GIVEN INSTRUCTION: Copy each line below in which the string "stores" occurs.

Stored data:

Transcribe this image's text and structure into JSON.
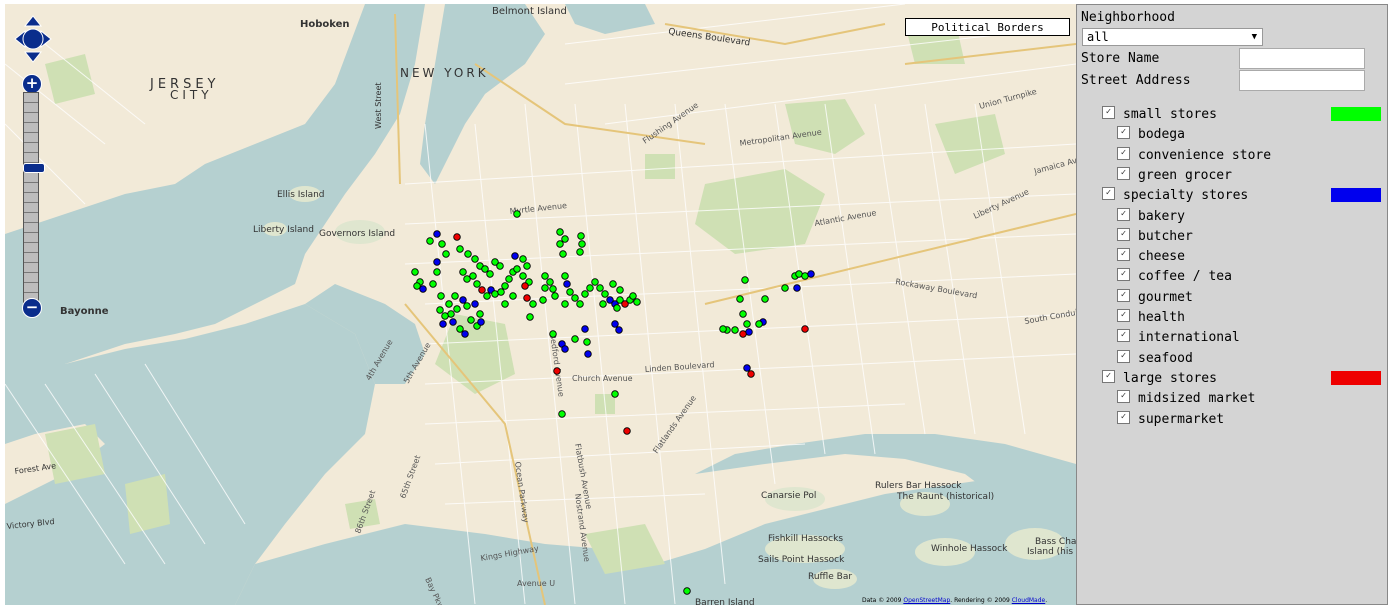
{
  "map": {
    "political_borders_label": "Political Borders",
    "attribution": {
      "prefix": "Data © 2009",
      "osm": "OpenStreetMap",
      "mid": ". Rendering © 2009",
      "cloudmade": "CloudMade",
      "suffix": "."
    },
    "zoom_in": "+",
    "zoom_out": "−",
    "places": [
      "Hoboken",
      "Belmont Island",
      "Queens Boulevard",
      "NEW YORK",
      "JERSEY",
      "CITY",
      "West Street",
      "Ellis Island",
      "Liberty Island",
      "Governors Island",
      "Bayonne",
      "Canarsie Pol",
      "Rulers Bar Hassock",
      "The Raunt (historical)",
      "Fishkill Hassocks",
      "Winhole Hassock",
      "Bass Cha",
      "Island (his",
      "Sails Point Hassock",
      "Ruffle Bar",
      "Barren Island",
      "Victory Blvd",
      "Forest Ave"
    ],
    "roads": [
      "Myrtle Avenue",
      "Metropolitan Avenue",
      "Flushing Avenue",
      "Jamaica Avenue",
      "Atlantic Avenue",
      "Rockaway Boulevard",
      "Church Avenue",
      "Linden Boulevard",
      "Flatlands Avenue",
      "Kings Highway",
      "Avenue U",
      "Ocean Parkway",
      "Nostrand Avenue",
      "Union Turnpike",
      "Liberty Avenue",
      "South Conduit",
      "Flatbush Avenue",
      "4th Avenue",
      "5th Avenue",
      "65th Street",
      "86th Street",
      "Bay Pkwy",
      "Bedford Avenue"
    ],
    "store_colors": {
      "small": "#00ff00",
      "specialty": "#0000ee",
      "large": "#ee0000"
    }
  },
  "panel": {
    "neighborhood_label": "Neighborhood",
    "neighborhood_value": "all",
    "store_name_label": "Store Name",
    "street_address_label": "Street Address",
    "store_name_value": "",
    "street_address_value": "",
    "groups": [
      {
        "label": "small stores",
        "checked": true,
        "color": "#00ff00",
        "items": [
          "bodega",
          "convenience store",
          "green grocer"
        ]
      },
      {
        "label": "specialty stores",
        "checked": true,
        "color": "#0000ee",
        "items": [
          "bakery",
          "butcher",
          "cheese",
          "coffee / tea",
          "gourmet",
          "health",
          "international",
          "seafood"
        ]
      },
      {
        "label": "large stores",
        "checked": true,
        "color": "#ee0000",
        "items": [
          "midsized market",
          "supermarket"
        ]
      }
    ]
  }
}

SOLUTION FOR THIS TASK:
        "label": "small stores",
        "label": "specialty stores",
        "label": "large stores",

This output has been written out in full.